- [TASK REQUIREMENTS]: Return each line of the listing that contains the string "宁远县农村合作银行".

- [SUPPLIED MATERIAL]:
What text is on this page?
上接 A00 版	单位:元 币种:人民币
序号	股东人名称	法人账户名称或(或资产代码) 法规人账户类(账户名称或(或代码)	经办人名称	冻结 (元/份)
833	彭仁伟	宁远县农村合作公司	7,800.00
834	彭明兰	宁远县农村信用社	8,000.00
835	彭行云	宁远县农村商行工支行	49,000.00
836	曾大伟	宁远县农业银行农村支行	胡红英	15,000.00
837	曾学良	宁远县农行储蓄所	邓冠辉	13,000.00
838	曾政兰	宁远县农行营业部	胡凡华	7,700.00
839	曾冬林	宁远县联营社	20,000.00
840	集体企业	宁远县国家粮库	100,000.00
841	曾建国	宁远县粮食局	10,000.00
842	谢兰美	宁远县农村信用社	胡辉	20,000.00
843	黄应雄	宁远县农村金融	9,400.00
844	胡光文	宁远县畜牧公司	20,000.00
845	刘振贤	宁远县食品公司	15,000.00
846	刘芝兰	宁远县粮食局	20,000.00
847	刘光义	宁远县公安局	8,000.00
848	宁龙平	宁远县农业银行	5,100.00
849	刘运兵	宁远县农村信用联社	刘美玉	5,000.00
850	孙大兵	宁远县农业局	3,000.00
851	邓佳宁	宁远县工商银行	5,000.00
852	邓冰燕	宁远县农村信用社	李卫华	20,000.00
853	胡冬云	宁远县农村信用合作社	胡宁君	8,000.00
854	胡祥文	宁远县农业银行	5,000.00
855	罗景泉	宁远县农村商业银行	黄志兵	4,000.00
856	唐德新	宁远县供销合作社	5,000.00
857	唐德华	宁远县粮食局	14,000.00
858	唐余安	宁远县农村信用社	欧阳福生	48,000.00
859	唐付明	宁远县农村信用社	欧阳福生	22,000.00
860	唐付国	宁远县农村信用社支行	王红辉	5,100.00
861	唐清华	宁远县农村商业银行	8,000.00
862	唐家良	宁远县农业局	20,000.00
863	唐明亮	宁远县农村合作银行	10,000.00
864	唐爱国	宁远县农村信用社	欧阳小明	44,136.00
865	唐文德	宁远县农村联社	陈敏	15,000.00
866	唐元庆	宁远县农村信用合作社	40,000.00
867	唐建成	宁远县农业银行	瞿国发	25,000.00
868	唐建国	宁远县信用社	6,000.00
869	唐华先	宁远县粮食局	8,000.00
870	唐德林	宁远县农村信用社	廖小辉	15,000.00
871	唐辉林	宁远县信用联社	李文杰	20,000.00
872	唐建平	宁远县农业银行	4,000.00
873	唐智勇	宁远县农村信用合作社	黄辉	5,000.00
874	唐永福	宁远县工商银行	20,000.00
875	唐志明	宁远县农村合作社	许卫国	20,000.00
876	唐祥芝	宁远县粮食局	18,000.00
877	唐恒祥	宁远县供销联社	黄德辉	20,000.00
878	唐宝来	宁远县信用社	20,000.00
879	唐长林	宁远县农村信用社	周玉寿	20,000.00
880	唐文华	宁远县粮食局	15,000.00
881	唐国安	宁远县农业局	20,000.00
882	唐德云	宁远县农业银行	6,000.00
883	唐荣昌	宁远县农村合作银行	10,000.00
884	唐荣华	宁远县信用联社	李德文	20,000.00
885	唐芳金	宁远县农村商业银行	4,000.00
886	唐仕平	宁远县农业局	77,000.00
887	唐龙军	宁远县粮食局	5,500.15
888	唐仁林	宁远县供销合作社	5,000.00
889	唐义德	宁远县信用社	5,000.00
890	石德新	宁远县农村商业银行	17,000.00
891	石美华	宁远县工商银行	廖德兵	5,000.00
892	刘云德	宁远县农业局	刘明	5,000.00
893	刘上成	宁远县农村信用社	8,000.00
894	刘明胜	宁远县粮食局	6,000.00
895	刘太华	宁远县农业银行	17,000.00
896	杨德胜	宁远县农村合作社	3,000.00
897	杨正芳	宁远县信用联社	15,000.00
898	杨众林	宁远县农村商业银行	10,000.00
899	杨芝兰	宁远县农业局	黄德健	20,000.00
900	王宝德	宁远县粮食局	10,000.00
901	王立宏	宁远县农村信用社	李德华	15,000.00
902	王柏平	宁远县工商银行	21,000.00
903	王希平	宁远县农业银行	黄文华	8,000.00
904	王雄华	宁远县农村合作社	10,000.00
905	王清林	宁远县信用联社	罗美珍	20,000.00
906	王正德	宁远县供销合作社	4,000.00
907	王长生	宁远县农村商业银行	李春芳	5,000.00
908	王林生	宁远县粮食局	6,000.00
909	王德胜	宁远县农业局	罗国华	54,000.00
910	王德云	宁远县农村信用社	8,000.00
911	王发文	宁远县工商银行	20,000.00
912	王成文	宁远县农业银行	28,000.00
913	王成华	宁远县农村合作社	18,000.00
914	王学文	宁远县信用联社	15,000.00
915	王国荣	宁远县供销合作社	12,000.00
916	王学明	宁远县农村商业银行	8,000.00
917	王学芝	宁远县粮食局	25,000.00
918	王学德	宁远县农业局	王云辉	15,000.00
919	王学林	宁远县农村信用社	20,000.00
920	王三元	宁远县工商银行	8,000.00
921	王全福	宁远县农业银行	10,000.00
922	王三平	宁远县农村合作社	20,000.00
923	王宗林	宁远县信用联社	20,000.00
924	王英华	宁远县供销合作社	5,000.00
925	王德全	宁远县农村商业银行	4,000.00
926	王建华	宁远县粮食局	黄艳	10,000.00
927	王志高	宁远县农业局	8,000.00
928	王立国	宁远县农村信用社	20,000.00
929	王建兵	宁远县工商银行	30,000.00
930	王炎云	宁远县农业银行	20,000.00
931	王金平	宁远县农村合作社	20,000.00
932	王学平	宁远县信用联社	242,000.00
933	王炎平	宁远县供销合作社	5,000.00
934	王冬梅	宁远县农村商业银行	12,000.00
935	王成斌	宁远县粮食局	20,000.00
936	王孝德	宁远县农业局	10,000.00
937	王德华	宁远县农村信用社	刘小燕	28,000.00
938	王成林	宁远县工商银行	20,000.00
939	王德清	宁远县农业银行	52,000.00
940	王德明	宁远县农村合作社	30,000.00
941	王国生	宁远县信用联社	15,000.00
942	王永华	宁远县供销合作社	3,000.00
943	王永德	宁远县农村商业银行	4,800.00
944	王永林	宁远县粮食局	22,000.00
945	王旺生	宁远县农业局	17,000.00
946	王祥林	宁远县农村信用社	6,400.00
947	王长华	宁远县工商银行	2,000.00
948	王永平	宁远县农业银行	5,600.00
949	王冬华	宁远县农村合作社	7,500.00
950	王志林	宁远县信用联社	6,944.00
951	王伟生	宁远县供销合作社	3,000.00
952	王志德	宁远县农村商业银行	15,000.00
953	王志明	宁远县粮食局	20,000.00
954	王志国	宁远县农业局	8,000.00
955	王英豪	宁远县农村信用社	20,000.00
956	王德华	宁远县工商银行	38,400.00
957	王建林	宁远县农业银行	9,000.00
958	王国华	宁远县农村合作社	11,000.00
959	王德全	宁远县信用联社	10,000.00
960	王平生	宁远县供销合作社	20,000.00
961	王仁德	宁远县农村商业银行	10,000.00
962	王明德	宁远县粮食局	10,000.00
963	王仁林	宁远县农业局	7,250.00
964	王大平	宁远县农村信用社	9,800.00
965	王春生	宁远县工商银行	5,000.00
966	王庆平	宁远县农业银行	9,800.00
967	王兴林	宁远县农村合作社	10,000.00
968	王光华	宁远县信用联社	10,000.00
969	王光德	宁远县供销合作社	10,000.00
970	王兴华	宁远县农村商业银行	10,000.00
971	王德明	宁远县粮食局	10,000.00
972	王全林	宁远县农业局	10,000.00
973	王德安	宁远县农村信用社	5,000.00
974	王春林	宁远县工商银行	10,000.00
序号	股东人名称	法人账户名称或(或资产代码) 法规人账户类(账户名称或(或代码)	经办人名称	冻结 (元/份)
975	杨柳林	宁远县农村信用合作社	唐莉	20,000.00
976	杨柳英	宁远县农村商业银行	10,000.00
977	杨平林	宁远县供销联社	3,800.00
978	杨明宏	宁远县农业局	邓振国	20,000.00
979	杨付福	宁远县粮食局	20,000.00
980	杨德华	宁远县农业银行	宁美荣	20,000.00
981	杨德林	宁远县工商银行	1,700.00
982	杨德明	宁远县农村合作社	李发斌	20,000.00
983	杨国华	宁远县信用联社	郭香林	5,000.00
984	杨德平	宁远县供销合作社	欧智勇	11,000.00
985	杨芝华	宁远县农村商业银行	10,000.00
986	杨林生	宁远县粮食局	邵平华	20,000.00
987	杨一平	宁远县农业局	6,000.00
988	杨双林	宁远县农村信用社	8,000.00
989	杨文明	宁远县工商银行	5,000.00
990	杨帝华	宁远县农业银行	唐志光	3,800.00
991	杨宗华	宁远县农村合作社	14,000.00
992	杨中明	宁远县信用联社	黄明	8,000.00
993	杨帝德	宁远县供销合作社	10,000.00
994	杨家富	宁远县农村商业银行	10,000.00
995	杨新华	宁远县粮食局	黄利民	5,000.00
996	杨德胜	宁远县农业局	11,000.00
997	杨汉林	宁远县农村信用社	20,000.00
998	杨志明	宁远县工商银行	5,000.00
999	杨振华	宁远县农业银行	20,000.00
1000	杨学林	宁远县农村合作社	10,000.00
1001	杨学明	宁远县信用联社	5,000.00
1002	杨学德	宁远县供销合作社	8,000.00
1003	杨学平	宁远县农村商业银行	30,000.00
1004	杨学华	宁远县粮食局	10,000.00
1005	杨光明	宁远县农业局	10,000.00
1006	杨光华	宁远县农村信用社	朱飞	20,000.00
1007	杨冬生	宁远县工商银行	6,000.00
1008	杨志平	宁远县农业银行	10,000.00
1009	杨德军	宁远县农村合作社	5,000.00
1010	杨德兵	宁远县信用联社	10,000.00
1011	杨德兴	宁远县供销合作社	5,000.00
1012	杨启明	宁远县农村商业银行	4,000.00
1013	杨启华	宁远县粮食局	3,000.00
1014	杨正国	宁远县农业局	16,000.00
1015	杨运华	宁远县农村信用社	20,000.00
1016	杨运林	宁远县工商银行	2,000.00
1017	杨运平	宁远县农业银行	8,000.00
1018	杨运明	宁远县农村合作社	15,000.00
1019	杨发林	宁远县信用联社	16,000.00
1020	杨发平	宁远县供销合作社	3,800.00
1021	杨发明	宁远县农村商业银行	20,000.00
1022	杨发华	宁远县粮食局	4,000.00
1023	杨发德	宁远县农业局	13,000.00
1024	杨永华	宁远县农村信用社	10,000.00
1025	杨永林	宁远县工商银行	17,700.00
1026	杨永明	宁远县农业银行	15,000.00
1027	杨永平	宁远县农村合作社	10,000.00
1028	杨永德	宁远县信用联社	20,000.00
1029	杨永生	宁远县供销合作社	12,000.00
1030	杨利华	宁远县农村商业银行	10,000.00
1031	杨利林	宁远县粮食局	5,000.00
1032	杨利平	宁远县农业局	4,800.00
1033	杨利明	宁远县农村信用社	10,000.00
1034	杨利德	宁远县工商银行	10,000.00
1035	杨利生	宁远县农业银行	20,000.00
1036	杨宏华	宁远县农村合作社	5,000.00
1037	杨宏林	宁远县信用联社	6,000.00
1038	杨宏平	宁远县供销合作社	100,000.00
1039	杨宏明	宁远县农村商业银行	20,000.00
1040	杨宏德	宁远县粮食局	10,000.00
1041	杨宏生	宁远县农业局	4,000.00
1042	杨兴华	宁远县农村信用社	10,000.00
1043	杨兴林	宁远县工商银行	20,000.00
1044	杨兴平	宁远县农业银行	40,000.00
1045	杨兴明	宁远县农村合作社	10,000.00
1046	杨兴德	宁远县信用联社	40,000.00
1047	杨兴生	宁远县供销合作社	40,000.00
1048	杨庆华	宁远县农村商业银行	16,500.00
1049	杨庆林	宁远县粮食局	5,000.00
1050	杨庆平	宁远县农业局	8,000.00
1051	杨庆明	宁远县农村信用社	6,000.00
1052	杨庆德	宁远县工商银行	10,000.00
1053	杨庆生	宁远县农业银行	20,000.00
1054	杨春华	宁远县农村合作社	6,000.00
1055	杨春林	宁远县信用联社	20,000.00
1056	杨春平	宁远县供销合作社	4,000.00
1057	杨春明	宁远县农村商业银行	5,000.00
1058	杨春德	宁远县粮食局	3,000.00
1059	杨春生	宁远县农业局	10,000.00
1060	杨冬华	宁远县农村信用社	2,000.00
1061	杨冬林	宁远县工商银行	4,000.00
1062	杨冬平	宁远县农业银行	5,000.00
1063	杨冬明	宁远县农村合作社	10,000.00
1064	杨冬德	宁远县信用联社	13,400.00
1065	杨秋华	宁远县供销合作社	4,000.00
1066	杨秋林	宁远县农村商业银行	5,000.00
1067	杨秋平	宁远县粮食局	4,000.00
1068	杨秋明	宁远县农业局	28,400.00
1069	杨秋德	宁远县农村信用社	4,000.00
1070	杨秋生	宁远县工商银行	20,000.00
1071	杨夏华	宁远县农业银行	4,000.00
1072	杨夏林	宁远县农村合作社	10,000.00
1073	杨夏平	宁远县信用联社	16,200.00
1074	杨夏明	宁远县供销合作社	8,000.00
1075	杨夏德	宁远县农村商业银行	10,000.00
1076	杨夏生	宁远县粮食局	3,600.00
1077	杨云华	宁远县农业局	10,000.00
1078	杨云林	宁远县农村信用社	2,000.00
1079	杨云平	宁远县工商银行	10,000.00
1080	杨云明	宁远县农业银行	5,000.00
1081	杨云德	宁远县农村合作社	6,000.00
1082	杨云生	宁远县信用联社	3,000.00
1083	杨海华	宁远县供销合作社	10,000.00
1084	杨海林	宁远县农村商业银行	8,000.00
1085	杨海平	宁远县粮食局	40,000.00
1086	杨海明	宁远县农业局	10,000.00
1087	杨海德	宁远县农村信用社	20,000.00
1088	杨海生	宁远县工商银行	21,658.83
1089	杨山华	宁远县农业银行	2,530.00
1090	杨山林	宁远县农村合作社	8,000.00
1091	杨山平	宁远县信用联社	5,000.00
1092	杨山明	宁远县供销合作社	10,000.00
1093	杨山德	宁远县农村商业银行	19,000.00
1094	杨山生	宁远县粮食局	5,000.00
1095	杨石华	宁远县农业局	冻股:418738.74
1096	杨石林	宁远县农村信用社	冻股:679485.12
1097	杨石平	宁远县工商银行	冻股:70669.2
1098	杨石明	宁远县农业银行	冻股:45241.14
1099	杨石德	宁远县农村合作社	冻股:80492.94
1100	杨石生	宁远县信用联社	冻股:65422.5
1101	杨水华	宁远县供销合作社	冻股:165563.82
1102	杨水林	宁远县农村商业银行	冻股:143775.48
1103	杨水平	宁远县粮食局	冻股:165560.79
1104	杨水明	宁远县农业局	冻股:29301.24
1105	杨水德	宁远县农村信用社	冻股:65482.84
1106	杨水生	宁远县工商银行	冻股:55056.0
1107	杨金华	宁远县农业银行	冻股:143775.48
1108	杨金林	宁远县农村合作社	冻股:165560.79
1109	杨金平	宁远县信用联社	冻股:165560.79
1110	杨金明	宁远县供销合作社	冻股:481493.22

- [SOLUTION BELOW]:
863	唐明亮	宁远县农村合作银行	10,000.00
883	唐荣昌	宁远县农村合作银行	10,000.00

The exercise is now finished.